• [Listed records]
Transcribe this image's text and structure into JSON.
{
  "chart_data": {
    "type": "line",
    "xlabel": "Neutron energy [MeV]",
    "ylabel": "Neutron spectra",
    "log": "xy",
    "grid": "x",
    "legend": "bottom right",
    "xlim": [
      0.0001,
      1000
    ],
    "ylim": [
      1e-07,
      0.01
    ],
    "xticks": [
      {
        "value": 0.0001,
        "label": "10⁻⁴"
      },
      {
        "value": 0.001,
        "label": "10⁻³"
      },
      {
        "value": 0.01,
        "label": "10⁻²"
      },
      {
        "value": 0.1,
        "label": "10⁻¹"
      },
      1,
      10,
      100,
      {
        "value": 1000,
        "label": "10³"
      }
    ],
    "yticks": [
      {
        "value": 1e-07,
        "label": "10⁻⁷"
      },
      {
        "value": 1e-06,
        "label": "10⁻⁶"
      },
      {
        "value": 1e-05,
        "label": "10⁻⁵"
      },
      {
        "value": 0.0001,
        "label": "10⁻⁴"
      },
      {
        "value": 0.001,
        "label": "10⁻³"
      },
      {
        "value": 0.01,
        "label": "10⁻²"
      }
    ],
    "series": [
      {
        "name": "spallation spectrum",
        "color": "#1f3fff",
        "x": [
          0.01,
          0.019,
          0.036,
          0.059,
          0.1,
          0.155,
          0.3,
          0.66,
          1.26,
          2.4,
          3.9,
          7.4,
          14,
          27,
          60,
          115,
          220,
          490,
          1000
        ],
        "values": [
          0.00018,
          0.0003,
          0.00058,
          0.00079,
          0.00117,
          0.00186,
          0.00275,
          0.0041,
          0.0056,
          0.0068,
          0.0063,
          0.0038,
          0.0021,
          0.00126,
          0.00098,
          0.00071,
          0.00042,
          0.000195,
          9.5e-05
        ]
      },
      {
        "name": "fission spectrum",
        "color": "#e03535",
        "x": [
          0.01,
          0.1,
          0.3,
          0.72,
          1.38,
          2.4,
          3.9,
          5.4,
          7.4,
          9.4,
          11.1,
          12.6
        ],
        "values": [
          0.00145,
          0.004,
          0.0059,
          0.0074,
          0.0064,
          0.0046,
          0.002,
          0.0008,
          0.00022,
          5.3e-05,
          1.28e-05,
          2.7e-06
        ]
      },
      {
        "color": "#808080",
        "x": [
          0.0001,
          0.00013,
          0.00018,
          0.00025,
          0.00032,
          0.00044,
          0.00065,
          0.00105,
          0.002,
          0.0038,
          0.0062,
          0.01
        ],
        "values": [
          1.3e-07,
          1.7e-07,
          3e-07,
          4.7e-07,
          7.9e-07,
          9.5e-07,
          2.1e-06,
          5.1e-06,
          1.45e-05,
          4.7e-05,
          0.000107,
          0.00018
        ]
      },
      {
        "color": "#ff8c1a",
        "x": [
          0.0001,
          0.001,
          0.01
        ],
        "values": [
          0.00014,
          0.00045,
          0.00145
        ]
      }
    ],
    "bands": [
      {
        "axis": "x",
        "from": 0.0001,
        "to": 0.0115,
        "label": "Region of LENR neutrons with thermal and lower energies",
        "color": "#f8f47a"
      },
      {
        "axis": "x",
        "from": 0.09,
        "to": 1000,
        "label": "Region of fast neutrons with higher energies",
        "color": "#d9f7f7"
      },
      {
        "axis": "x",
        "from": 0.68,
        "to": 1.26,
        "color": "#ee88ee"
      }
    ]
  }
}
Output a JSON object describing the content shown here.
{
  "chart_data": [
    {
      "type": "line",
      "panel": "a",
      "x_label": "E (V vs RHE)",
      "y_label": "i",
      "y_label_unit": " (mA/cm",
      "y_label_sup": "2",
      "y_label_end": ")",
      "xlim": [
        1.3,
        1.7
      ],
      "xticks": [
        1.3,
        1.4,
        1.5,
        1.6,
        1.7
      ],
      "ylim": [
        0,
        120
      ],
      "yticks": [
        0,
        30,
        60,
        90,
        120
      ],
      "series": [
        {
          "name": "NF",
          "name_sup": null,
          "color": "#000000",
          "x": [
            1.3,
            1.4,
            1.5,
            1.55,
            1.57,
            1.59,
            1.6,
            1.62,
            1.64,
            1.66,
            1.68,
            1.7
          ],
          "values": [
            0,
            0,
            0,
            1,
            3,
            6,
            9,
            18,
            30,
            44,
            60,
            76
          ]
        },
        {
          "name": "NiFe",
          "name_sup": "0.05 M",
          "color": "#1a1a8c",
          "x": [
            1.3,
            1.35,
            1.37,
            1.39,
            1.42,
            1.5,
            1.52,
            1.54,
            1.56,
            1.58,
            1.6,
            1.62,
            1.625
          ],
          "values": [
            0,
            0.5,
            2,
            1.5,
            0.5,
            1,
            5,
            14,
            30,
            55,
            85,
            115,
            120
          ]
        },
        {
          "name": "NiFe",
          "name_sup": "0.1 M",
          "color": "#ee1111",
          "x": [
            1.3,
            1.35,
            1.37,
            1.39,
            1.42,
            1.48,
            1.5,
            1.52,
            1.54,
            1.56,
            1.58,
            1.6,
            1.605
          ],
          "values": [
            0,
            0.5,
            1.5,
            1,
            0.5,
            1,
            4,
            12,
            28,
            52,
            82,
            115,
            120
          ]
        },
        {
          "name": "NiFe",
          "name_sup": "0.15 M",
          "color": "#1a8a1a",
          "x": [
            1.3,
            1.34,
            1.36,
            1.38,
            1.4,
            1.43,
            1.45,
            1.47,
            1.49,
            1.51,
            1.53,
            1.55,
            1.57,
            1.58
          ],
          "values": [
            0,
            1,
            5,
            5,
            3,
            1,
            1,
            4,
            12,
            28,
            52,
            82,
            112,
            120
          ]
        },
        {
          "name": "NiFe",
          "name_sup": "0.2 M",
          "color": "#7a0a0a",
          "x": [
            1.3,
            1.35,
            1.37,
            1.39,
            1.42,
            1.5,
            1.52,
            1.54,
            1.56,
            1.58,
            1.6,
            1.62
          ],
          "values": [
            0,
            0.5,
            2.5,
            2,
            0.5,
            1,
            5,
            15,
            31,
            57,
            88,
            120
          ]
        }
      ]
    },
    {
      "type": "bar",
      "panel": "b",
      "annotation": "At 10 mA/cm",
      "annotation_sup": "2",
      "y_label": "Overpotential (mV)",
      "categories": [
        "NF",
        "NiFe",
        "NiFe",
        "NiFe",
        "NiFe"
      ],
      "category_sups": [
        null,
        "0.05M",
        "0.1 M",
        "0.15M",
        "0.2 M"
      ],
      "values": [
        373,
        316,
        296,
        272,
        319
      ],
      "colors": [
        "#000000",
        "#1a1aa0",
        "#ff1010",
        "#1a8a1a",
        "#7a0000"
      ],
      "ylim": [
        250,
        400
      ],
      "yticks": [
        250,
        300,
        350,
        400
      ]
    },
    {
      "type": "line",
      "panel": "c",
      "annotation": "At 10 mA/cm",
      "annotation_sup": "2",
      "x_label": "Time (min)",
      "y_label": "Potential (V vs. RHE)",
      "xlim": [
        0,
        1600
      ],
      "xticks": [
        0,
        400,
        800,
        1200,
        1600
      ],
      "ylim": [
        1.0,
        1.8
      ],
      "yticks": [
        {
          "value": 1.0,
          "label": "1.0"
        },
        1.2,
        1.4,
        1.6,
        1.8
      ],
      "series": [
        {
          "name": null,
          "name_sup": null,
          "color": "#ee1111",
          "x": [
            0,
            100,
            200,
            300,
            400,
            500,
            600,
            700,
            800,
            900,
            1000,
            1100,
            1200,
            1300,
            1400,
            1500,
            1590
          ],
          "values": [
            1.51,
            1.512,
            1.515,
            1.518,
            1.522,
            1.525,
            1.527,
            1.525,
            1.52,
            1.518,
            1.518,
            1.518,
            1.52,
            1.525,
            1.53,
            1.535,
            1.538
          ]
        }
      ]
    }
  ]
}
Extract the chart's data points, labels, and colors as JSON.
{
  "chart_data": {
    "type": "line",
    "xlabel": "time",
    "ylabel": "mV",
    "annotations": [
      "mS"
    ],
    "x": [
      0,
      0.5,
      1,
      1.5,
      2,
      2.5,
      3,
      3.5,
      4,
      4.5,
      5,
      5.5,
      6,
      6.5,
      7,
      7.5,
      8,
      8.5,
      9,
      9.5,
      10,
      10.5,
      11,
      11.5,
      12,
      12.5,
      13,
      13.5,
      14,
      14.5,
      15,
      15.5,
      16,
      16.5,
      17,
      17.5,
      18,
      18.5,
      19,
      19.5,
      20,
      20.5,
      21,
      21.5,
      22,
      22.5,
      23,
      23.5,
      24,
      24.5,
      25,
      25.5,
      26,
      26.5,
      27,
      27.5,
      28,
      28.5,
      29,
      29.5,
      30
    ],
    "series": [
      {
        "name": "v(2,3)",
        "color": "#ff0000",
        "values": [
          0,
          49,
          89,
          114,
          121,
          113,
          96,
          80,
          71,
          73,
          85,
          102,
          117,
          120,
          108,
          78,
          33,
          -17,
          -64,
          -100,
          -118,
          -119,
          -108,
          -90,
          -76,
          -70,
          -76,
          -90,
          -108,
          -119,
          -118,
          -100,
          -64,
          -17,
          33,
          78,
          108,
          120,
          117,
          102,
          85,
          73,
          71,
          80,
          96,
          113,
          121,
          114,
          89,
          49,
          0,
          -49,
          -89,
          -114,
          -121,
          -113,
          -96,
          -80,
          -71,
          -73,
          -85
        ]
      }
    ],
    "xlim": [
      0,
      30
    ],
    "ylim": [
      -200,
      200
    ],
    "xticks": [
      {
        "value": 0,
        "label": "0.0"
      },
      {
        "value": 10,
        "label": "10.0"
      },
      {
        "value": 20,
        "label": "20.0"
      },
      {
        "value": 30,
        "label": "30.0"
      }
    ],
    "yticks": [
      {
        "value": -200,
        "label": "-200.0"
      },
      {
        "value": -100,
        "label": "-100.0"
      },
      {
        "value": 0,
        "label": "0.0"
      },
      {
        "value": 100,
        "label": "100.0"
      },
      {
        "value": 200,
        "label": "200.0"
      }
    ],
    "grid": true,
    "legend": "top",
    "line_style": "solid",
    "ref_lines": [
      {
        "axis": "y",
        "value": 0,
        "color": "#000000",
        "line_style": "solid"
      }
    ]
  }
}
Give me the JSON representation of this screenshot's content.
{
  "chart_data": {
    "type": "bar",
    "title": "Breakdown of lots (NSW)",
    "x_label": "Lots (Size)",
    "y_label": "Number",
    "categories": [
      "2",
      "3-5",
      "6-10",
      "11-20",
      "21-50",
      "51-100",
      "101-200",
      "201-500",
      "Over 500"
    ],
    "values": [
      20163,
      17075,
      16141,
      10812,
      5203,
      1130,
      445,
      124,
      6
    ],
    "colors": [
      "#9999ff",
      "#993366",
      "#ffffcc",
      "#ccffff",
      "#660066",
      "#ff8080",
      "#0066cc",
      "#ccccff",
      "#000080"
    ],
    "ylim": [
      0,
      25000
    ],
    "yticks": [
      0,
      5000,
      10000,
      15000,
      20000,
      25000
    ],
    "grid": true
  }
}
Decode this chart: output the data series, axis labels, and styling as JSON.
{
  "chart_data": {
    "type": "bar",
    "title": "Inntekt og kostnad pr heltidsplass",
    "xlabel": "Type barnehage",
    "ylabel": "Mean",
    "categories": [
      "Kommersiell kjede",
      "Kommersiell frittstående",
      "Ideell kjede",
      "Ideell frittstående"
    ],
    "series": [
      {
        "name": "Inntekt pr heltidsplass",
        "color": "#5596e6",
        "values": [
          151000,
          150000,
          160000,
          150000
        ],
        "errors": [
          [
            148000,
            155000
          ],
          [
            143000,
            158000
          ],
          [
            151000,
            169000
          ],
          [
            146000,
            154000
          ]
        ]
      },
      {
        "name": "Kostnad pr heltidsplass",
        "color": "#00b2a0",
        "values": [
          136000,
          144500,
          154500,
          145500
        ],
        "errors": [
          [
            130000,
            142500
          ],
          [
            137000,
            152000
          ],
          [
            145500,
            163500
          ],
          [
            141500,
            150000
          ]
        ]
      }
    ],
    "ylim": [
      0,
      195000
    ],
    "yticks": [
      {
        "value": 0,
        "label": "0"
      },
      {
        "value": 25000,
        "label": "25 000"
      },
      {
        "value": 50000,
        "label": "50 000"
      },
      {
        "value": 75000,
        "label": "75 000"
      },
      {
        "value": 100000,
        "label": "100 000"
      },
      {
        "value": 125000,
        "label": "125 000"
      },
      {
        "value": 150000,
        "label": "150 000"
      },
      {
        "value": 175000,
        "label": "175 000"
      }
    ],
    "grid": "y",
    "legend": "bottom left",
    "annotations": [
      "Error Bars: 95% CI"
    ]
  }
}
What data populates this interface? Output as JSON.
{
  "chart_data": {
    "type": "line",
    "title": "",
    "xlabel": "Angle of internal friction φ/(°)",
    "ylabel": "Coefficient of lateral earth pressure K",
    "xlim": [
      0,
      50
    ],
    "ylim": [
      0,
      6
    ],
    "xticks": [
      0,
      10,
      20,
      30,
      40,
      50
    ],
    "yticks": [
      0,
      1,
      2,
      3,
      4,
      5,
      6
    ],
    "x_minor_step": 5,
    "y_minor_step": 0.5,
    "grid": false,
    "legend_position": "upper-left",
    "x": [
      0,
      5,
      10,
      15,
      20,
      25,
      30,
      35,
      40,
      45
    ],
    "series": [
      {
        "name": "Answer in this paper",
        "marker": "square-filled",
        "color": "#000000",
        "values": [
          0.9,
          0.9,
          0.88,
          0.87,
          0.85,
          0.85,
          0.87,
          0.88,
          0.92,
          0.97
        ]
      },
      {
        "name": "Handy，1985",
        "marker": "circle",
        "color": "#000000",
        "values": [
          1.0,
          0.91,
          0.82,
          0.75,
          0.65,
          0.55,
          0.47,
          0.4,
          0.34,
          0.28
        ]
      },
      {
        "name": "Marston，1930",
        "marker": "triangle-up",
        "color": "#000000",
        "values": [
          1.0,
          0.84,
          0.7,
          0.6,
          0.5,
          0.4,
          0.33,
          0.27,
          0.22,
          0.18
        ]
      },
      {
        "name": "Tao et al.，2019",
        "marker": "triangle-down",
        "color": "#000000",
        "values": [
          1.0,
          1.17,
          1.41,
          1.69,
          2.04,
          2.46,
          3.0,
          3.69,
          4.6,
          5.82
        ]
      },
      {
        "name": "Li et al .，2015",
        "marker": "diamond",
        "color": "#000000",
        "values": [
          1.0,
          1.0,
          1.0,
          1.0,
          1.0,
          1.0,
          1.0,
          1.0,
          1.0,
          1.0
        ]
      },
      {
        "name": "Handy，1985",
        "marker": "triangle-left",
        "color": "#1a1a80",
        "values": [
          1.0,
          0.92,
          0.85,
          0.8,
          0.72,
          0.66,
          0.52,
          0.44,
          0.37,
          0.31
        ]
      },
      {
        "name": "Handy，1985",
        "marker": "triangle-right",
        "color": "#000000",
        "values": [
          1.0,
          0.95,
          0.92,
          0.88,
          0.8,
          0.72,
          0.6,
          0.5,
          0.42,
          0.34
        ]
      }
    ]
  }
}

• [Work to complete] Return only the number of lines in the data that contain "this".

• [Response to the exercise] 5